> _The exercise_
Reproduce all of the records exactly.

Dataset entries
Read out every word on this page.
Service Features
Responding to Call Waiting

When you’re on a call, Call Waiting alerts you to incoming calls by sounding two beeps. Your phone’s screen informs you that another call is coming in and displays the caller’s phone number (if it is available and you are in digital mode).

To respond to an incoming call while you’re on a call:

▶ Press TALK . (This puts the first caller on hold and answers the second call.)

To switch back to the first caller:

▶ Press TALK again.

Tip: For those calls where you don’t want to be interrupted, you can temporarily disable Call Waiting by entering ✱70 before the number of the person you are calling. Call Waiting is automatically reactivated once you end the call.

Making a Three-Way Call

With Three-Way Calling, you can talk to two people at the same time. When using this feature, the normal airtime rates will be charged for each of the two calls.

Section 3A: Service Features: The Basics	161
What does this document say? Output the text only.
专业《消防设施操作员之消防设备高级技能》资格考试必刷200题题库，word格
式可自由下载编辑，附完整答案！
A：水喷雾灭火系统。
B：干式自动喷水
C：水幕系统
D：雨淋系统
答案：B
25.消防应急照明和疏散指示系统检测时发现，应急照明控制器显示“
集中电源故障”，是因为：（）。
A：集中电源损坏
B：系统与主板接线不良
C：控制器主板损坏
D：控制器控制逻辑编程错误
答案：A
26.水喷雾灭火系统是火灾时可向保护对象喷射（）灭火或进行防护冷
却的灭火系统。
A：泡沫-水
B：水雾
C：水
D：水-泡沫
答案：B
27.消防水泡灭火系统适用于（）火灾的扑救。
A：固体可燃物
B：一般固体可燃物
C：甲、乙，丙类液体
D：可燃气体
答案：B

> _Reply to the task_
Read out every word on this page.
Service Features
Responding to Call Waiting

When you’re on a call, Call Waiting alerts you to incoming calls by sounding two beeps. Your phone’s screen informs you that another call is coming in and displays the caller’s phone number (if it is available and you are in digital mode).

To respond to an incoming call while you’re on a call:

▶ Press TALK . (This puts the first caller on hold and answers the second call.)

To switch back to the first caller:

▶ Press TALK again.

Tip: For those calls where you don’t want to be interrupted, you can temporarily disable Call Waiting by entering ✱70 before the number of the person you are calling. Call Waiting is automatically reactivated once you end the call.

Making a Three-Way Call

With Three-Way Calling, you can talk to two people at the same time. When using this feature, the normal airtime rates will be charged for each of the two calls.

Section 3A: Service Features: The Basics	161
What does this document say? Output the text only.
专业《消防设施操作员之消防设备高级技能》资格考试必刷200题题库，word格
式可自由下载编辑，附完整答案！
A：水喷雾灭火系统。
B：干式自动喷水
C：水幕系统
D：雨淋系统
答案：B
25.消防应急照明和疏散指示系统检测时发现，应急照明控制器显示“
集中电源故障”，是因为：（）。
A：集中电源损坏
B：系统与主板接线不良
C：控制器主板损坏
D：控制器控制逻辑编程错误
答案：A
26.水喷雾灭火系统是火灾时可向保护对象喷射（）灭火或进行防护冷
却的灭火系统。
A：泡沫-水
B：水雾
C：水
D：水-泡沫
答案：B
27.消防水泡灭火系统适用于（）火灾的扑救。
A：固体可燃物
B：一般固体可燃物
C：甲、乙，丙类液体
D：可燃气体
答案：B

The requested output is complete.